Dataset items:
------------------------------------------------------------

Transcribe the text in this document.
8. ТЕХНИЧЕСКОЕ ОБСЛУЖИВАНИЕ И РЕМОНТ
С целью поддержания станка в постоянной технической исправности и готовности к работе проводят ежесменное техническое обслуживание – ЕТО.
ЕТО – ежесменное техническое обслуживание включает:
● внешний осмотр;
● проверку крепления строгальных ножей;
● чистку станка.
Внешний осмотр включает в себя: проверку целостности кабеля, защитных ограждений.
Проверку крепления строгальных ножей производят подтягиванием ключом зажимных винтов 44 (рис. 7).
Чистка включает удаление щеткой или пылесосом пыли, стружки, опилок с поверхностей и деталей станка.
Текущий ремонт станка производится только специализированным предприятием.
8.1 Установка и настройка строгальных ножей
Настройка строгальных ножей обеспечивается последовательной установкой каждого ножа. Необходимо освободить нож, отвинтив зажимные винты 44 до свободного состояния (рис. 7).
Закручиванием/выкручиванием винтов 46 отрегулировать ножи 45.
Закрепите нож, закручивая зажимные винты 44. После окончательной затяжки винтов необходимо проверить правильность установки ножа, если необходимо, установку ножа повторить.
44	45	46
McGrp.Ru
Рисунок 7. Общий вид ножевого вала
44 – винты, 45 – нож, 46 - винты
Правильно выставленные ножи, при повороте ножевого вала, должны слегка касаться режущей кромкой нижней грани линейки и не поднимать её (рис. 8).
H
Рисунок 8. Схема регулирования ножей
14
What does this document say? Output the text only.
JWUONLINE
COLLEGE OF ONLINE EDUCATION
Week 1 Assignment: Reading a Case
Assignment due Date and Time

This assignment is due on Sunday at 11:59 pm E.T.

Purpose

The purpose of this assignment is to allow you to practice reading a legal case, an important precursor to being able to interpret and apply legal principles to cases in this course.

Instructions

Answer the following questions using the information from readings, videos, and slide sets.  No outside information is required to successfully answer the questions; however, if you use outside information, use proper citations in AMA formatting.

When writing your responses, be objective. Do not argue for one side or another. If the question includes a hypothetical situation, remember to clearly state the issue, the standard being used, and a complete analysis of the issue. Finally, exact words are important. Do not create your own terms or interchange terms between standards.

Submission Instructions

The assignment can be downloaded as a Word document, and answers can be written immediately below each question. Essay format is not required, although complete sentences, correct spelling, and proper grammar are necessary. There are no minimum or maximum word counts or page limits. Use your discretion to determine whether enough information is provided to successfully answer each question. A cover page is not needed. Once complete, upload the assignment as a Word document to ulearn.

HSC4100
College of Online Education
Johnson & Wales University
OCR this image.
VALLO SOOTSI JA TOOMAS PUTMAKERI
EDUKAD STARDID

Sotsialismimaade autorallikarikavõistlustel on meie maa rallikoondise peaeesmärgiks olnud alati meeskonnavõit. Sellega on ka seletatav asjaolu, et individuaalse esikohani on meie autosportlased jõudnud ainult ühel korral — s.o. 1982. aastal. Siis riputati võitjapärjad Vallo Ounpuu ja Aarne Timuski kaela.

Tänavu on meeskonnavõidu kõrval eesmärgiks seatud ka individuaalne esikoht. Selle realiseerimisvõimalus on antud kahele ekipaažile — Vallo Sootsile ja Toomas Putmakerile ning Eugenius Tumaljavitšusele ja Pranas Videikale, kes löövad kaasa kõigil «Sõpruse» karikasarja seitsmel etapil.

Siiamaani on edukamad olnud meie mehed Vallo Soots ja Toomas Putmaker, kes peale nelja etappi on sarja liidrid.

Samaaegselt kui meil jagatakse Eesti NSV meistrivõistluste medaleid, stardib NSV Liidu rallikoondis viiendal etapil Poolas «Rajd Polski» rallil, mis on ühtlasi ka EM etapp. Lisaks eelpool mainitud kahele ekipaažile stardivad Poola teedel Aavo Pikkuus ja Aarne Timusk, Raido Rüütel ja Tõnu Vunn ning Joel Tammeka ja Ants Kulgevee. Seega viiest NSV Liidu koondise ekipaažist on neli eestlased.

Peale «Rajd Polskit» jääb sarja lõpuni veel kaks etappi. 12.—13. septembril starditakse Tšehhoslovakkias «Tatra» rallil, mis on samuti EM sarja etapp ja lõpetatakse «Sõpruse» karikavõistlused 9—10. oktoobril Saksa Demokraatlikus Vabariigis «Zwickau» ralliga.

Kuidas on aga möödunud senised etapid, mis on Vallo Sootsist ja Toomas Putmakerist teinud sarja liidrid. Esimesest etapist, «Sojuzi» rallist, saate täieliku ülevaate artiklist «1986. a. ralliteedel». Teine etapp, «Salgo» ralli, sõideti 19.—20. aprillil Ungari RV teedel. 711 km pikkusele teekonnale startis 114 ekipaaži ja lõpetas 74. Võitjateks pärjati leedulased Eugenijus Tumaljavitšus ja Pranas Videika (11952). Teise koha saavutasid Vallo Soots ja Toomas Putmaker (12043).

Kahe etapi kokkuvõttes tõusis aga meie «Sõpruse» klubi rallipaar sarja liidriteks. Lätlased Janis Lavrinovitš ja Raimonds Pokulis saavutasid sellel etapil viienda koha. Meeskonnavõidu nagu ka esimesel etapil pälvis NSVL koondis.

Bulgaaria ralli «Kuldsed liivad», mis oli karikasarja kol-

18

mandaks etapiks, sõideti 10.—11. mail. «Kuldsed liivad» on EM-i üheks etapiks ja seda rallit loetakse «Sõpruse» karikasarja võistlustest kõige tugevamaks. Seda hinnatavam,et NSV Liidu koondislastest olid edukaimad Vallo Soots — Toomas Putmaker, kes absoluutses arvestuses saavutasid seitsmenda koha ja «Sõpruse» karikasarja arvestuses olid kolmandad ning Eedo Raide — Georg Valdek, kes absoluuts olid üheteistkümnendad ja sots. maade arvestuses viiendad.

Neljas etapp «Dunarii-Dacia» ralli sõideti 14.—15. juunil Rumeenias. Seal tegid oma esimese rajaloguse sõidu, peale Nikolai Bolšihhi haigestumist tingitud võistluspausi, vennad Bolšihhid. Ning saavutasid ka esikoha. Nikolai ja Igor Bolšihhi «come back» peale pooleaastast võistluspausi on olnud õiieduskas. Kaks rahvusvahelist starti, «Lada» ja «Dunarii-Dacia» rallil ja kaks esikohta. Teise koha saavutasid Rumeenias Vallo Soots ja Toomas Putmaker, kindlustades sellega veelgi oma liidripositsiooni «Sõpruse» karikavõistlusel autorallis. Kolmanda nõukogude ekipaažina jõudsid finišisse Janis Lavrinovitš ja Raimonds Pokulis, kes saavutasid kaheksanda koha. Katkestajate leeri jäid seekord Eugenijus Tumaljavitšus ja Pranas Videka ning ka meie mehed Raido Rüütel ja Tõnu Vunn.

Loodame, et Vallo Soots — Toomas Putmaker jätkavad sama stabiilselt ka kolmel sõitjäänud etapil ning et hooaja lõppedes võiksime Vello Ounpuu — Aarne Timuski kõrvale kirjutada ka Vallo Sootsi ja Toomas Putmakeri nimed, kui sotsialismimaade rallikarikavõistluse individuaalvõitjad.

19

------------------------------------------------------------

• _SET EXERCISE_:
Among the records above, find each line holding the string "строгальных" and pull it out.

• _SOLUTION TO THIS TASK_:
● проверку крепления строгальных ножей;
Проверку крепления строгальных ножей производят подтягиванием ключом зажимных винтов 44 (рис. 7).
8.1 Установка и настройка строгальных ножей
Настройка строгальных ножей обеспечивается последовательной установкой каждого ножа. Необходимо освободить нож, отвинтив зажимные винты 44 до свободного состояния (рис. 7).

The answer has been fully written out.